## [Stated task]
Show all lines from the data that include the word "Week".

## [Stored data]
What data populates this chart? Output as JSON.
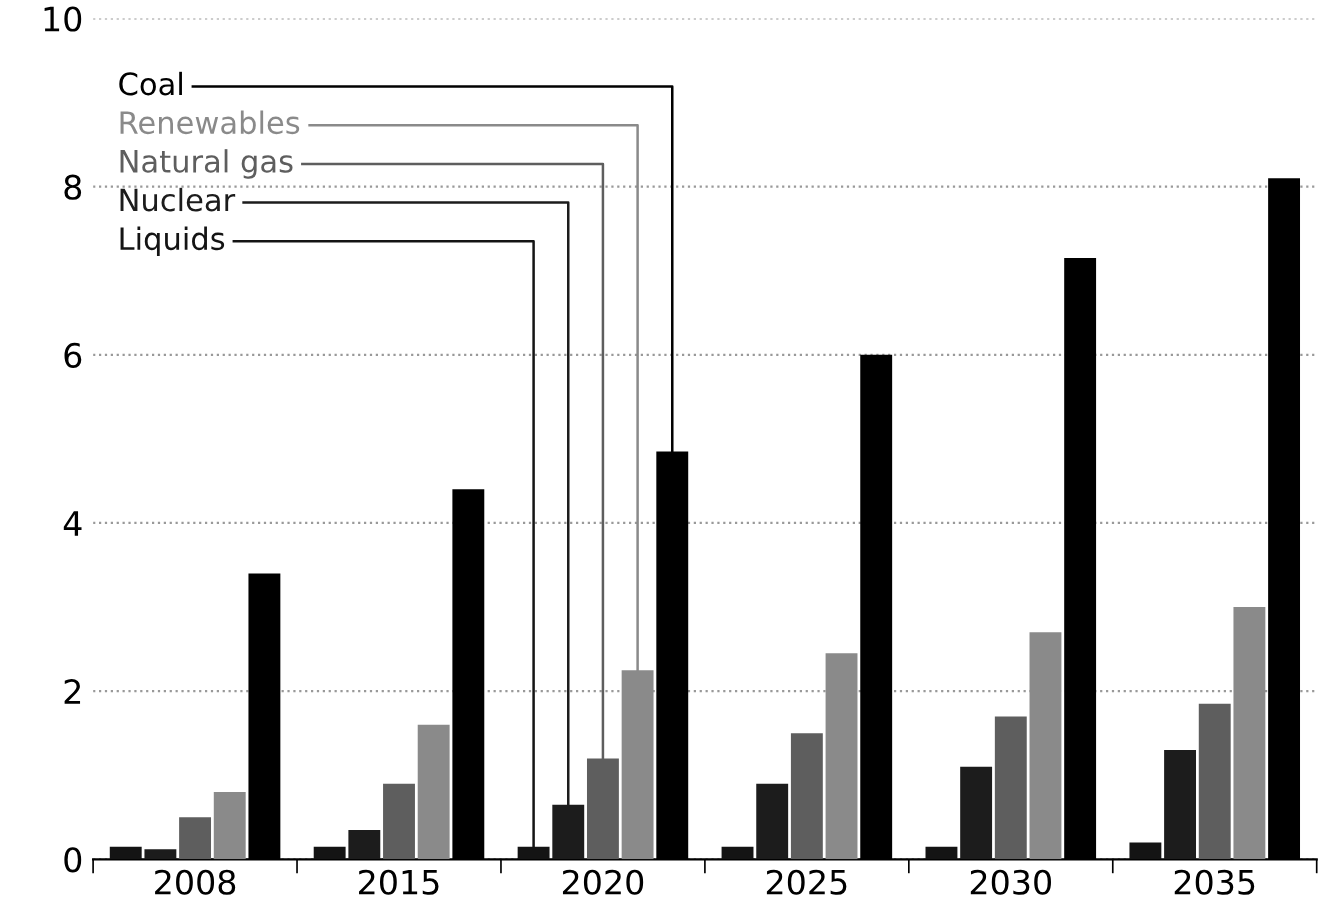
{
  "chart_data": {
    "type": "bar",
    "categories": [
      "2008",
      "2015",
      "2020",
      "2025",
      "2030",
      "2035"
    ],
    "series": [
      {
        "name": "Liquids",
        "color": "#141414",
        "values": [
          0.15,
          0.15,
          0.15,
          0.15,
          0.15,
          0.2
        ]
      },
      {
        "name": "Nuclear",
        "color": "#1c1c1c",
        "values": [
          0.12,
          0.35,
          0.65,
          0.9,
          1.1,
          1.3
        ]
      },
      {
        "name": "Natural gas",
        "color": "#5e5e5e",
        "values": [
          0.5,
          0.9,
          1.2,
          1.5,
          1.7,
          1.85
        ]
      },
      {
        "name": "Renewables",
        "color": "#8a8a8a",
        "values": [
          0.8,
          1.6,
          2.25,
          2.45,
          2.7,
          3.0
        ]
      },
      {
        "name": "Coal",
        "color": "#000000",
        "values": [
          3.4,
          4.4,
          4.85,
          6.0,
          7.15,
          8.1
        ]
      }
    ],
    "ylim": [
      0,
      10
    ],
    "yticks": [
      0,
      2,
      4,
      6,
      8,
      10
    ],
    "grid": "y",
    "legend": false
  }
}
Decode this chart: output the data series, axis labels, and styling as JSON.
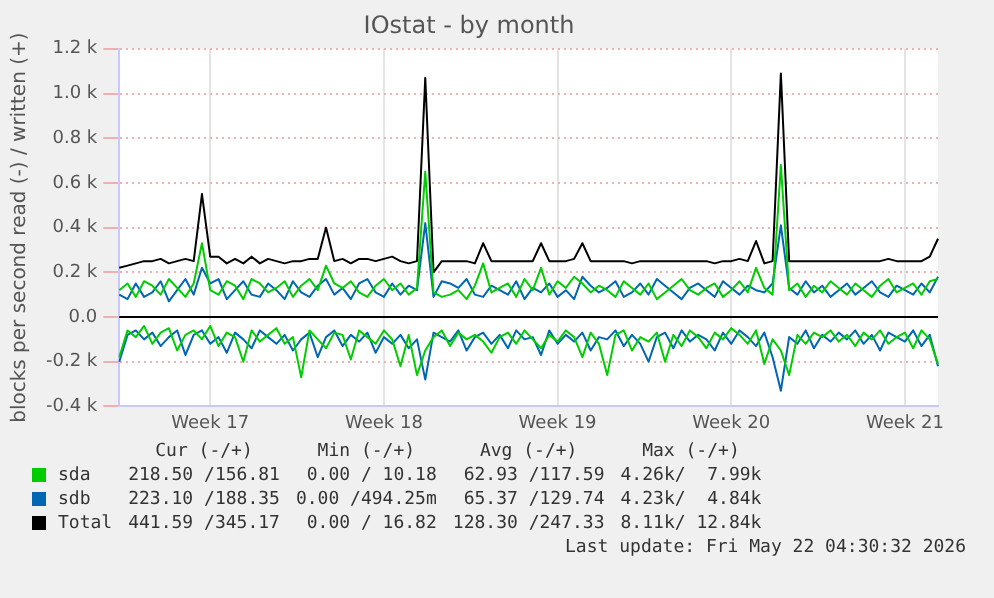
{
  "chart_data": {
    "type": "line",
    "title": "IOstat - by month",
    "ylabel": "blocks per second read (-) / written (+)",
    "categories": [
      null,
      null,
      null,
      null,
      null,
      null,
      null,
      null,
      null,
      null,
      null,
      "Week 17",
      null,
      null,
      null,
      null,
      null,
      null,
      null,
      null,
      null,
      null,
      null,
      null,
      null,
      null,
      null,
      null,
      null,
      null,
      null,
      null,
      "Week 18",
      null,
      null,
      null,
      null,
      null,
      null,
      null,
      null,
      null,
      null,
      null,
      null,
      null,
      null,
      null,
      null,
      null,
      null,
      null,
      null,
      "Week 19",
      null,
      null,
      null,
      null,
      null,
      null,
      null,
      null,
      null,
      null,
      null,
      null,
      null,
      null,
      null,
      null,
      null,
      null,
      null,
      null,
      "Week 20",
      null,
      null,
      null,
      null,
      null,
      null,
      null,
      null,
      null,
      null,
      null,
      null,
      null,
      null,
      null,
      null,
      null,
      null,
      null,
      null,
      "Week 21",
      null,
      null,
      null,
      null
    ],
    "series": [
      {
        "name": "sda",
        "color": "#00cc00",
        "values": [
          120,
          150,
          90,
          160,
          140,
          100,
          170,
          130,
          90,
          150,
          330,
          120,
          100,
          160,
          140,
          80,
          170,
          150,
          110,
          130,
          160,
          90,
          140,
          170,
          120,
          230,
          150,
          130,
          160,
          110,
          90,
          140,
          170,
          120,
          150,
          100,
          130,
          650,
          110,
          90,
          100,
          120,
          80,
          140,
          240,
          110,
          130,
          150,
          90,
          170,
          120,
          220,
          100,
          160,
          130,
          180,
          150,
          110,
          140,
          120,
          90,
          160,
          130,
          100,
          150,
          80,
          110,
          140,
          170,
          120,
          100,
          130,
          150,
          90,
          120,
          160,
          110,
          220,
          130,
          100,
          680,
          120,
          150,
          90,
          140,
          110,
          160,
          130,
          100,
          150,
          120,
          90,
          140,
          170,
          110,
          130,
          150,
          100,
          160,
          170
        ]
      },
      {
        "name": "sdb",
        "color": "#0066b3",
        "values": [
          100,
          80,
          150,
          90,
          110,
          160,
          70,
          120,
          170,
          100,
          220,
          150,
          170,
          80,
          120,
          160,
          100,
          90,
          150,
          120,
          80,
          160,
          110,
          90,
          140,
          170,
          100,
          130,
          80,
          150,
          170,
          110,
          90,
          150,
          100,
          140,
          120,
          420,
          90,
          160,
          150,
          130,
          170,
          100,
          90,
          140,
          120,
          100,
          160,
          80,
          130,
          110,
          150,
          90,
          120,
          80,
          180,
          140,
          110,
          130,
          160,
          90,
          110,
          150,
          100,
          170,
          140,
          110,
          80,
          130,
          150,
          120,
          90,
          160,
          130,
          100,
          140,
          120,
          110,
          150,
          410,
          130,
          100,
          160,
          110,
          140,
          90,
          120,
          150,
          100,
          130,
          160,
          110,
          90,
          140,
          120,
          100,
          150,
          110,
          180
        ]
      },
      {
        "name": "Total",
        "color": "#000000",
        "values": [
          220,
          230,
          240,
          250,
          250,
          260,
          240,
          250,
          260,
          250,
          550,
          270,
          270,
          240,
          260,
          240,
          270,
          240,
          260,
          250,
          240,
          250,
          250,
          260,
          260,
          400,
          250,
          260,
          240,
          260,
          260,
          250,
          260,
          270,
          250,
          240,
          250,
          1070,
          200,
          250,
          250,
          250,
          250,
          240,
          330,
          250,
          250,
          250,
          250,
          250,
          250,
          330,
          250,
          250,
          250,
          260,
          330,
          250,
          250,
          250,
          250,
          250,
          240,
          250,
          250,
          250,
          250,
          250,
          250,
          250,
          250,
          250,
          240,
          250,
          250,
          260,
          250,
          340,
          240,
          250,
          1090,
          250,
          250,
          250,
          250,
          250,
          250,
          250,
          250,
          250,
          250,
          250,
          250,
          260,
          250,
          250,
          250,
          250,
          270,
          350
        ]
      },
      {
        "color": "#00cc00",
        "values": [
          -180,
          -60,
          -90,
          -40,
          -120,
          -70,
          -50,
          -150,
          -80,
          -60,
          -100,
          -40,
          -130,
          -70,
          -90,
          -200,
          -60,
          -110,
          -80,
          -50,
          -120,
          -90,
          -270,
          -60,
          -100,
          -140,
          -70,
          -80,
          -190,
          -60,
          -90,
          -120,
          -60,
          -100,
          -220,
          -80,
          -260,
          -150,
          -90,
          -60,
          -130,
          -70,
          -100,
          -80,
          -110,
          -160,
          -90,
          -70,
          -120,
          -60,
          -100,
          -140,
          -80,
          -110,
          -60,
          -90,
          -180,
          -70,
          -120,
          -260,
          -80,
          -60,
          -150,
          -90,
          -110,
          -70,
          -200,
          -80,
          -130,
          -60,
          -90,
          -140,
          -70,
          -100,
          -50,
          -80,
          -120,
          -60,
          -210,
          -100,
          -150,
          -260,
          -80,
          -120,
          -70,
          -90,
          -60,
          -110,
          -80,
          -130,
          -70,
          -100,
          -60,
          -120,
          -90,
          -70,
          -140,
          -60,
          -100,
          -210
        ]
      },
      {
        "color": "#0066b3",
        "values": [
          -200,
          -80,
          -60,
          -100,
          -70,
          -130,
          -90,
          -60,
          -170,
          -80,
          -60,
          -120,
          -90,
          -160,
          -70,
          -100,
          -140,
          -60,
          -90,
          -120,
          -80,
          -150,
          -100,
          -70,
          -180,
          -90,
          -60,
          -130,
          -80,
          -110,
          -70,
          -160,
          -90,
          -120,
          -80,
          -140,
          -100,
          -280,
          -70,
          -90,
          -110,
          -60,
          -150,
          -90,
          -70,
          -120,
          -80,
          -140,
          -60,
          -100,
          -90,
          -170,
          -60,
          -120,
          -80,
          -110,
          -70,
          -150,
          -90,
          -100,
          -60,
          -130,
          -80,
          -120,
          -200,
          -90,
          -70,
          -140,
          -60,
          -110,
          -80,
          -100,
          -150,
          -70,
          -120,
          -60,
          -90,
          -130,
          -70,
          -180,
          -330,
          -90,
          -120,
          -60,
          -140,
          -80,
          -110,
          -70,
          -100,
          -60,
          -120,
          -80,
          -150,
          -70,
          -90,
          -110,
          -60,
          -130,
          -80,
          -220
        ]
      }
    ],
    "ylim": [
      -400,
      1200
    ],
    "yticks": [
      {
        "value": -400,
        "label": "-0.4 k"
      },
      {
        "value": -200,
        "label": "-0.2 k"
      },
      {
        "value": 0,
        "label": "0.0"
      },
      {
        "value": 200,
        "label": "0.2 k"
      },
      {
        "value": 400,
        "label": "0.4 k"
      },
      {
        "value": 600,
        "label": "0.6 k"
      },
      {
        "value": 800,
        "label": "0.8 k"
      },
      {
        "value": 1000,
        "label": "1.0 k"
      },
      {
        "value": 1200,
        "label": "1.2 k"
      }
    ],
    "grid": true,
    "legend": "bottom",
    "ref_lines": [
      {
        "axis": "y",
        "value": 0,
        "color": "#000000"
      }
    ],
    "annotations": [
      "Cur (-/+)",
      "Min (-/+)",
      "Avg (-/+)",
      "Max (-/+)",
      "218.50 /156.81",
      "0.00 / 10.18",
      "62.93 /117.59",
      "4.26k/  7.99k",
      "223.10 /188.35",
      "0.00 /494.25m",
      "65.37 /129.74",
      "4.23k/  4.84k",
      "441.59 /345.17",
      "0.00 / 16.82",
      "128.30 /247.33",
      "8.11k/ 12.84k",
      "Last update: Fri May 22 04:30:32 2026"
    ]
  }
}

## [Finished answer]
      "Week 17",
      "Week 18",
      "Week 19",
      "Week 20",
      "Week 21",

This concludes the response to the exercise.